- [DATASET RECORDS]:
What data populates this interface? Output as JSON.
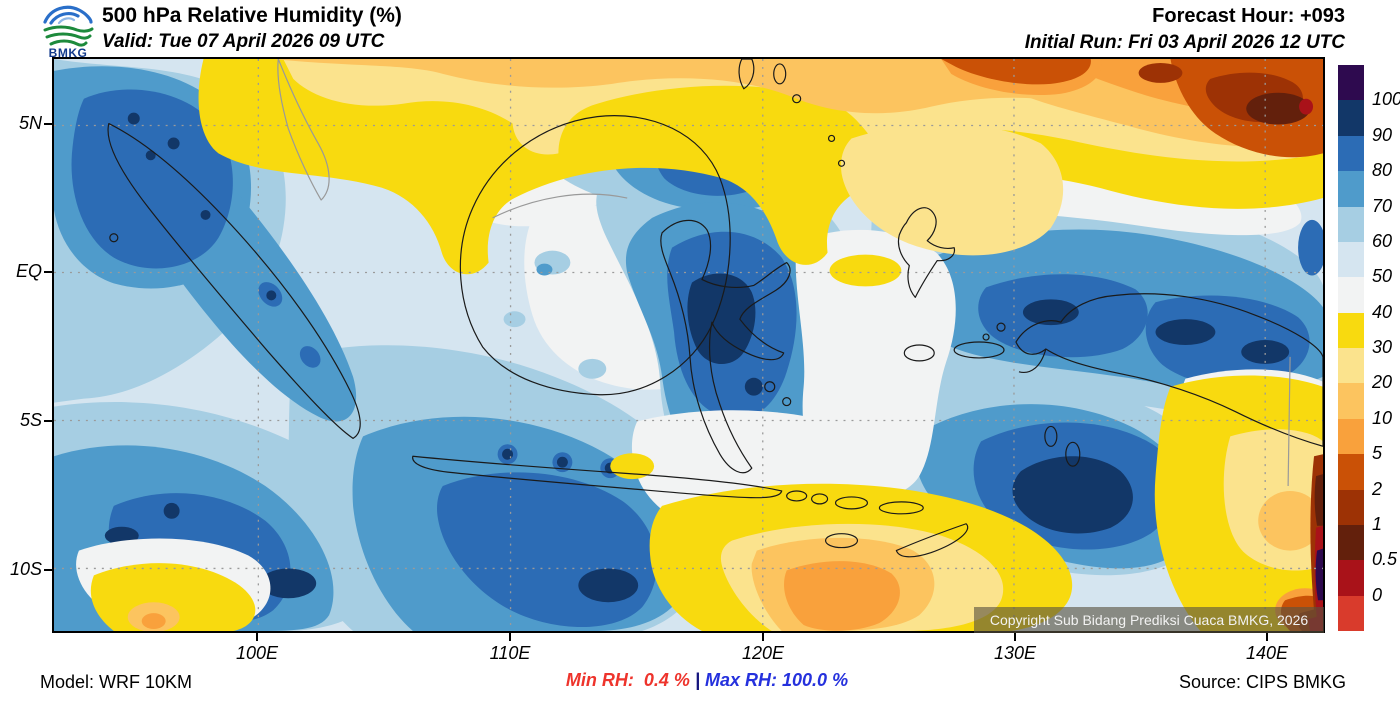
{
  "header": {
    "logo_text": "BMKG",
    "title": "500 hPa Relative Humidity (%)",
    "valid": "Valid: Tue 07 April 2026 09 UTC",
    "forecast_hour": "Forecast Hour: +093",
    "initial_run": "Initial Run: Fri 03 April 2026 12 UTC"
  },
  "axes": {
    "y": [
      "5N",
      "EQ",
      "5S",
      "10S"
    ],
    "x": [
      "100E",
      "110E",
      "120E",
      "130E",
      "140E"
    ]
  },
  "colorbar": {
    "ticks": [
      "100",
      "90",
      "80",
      "70",
      "60",
      "50",
      "40",
      "30",
      "20",
      "10",
      "5",
      "2",
      "1",
      "0.5",
      "0"
    ],
    "segments": [
      {
        "range": ">100",
        "color": "#2e0a4f"
      },
      {
        "range": "90-100",
        "color": "#123768"
      },
      {
        "range": "80-90",
        "color": "#2c6cb5"
      },
      {
        "range": "70-80",
        "color": "#4f9bcb"
      },
      {
        "range": "60-70",
        "color": "#a6cee3"
      },
      {
        "range": "50-60",
        "color": "#d5e5f0"
      },
      {
        "range": "40-50",
        "color": "#f2f3f3"
      },
      {
        "range": "30-40",
        "color": "#f8da0f"
      },
      {
        "range": "20-30",
        "color": "#fbe38d"
      },
      {
        "range": "10-20",
        "color": "#fcc45f"
      },
      {
        "range": "5-10",
        "color": "#f9a13c"
      },
      {
        "range": "2-5",
        "color": "#ca5106"
      },
      {
        "range": "1-2",
        "color": "#9d3205"
      },
      {
        "range": "0.5-1",
        "color": "#63200c"
      },
      {
        "range": "0-0.5",
        "color": "#a91219"
      },
      {
        "range": "<0",
        "color": "#d93b2c"
      }
    ]
  },
  "map": {
    "copyright": "Copyright Sub Bidang Prediksi Cuaca BMKG, 2026"
  },
  "footer": {
    "model": "Model: WRF 10KM",
    "min_rh": "Min RH:  0.4 %",
    "separator": "|",
    "max_rh": "Max RH: 100.0 %",
    "source": "Source: CIPS BMKG",
    "min_color": "#ee342c",
    "max_color": "#2531dd"
  },
  "chart_data": {
    "type": "heatmap",
    "title": "500 hPa Relative Humidity (%)",
    "variable": "Relative Humidity",
    "pressure_level": "500 hPa",
    "units": "%",
    "valid_time": "Tue 07 April 2026 09 UTC",
    "initial_run": "Fri 03 April 2026 12 UTC",
    "forecast_hour": "+093",
    "model": "WRF 10KM",
    "source": "CIPS BMKG",
    "min_value": 0.4,
    "max_value": 100.0,
    "x_ticks": [
      "100E",
      "110E",
      "120E",
      "130E",
      "140E"
    ],
    "y_ticks": [
      "5N",
      "EQ",
      "5S",
      "10S"
    ],
    "contour_levels_high_to_low": [
      100,
      90,
      80,
      70,
      60,
      50,
      40,
      30,
      20,
      10,
      5,
      2,
      1,
      0.5,
      0
    ],
    "palette_high_to_low": [
      "#2e0a4f",
      "#123768",
      "#2c6cb5",
      "#4f9bcb",
      "#a6cee3",
      "#d5e5f0",
      "#f2f3f3",
      "#f8da0f",
      "#fbe38d",
      "#fcc45f",
      "#f9a13c",
      "#ca5106",
      "#9d3205",
      "#63200c",
      "#a91219",
      "#d93b2c"
    ],
    "legend_position": "right",
    "grid": "dotted gridlines at labeled ticks",
    "notable_features": [
      "High RH 70-100% over Sumatra, Sulawesi, Banda Sea and Papua",
      "Moist cores >90% over central Sulawesi, Banda Sea and along Java",
      "Dry air <40% north of about 6N (South China Sea / Philippine Sea), driest <2% in far northeast corner",
      "Dry tongue 5-40% south of Timor and in far southeast corner"
    ]
  }
}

- [WRITTEN TASK]:
Omit any images, then output the listing exactly.

- [SOLUTION]:
What data populates this interface? Output as JSON.
{
  "header": {
    "logo_text": "BMKG",
    "title": "500 hPa Relative Humidity (%)",
    "valid": "Valid: Tue 07 April 2026 09 UTC",
    "forecast_hour": "Forecast Hour: +093",
    "initial_run": "Initial Run: Fri 03 April 2026 12 UTC"
  },
  "axes": {
    "y": [
      "5N",
      "EQ",
      "5S",
      "10S"
    ],
    "x": [
      "100E",
      "110E",
      "120E",
      "130E",
      "140E"
    ]
  },
  "colorbar": {
    "ticks": [
      "100",
      "90",
      "80",
      "70",
      "60",
      "50",
      "40",
      "30",
      "20",
      "10",
      "5",
      "2",
      "1",
      "0.5",
      "0"
    ],
    "segments": [
      {
        "range": ">100",
        "color": "#2e0a4f"
      },
      {
        "range": "90-100",
        "color": "#123768"
      },
      {
        "range": "80-90",
        "color": "#2c6cb5"
      },
      {
        "range": "70-80",
        "color": "#4f9bcb"
      },
      {
        "range": "60-70",
        "color": "#a6cee3"
      },
      {
        "range": "50-60",
        "color": "#d5e5f0"
      },
      {
        "range": "40-50",
        "color": "#f2f3f3"
      },
      {
        "range": "30-40",
        "color": "#f8da0f"
      },
      {
        "range": "20-30",
        "color": "#fbe38d"
      },
      {
        "range": "10-20",
        "color": "#fcc45f"
      },
      {
        "range": "5-10",
        "color": "#f9a13c"
      },
      {
        "range": "2-5",
        "color": "#ca5106"
      },
      {
        "range": "1-2",
        "color": "#9d3205"
      },
      {
        "range": "0.5-1",
        "color": "#63200c"
      },
      {
        "range": "0-0.5",
        "color": "#a91219"
      },
      {
        "range": "<0",
        "color": "#d93b2c"
      }
    ]
  },
  "map": {
    "copyright": "Copyright Sub Bidang Prediksi Cuaca BMKG, 2026"
  },
  "footer": {
    "model": "Model: WRF 10KM",
    "min_rh": "Min RH:  0.4 %",
    "separator": "|",
    "max_rh": "Max RH: 100.0 %",
    "source": "Source: CIPS BMKG",
    "min_color": "#ee342c",
    "max_color": "#2531dd"
  },
  "chart_data": {
    "type": "heatmap",
    "title": "500 hPa Relative Humidity (%)",
    "variable": "Relative Humidity",
    "pressure_level": "500 hPa",
    "units": "%",
    "valid_time": "Tue 07 April 2026 09 UTC",
    "initial_run": "Fri 03 April 2026 12 UTC",
    "forecast_hour": "+093",
    "model": "WRF 10KM",
    "source": "CIPS BMKG",
    "min_value": 0.4,
    "max_value": 100.0,
    "x_ticks": [
      "100E",
      "110E",
      "120E",
      "130E",
      "140E"
    ],
    "y_ticks": [
      "5N",
      "EQ",
      "5S",
      "10S"
    ],
    "contour_levels_high_to_low": [
      100,
      90,
      80,
      70,
      60,
      50,
      40,
      30,
      20,
      10,
      5,
      2,
      1,
      0.5,
      0
    ],
    "palette_high_to_low": [
      "#2e0a4f",
      "#123768",
      "#2c6cb5",
      "#4f9bcb",
      "#a6cee3",
      "#d5e5f0",
      "#f2f3f3",
      "#f8da0f",
      "#fbe38d",
      "#fcc45f",
      "#f9a13c",
      "#ca5106",
      "#9d3205",
      "#63200c",
      "#a91219",
      "#d93b2c"
    ],
    "legend_position": "right",
    "grid": "dotted gridlines at labeled ticks",
    "notable_features": [
      "High RH 70-100% over Sumatra, Sulawesi, Banda Sea and Papua",
      "Moist cores >90% over central Sulawesi, Banda Sea and along Java",
      "Dry air <40% north of about 6N (South China Sea / Philippine Sea), driest <2% in far northeast corner",
      "Dry tongue 5-40% south of Timor and in far southeast corner"
    ]
  }
}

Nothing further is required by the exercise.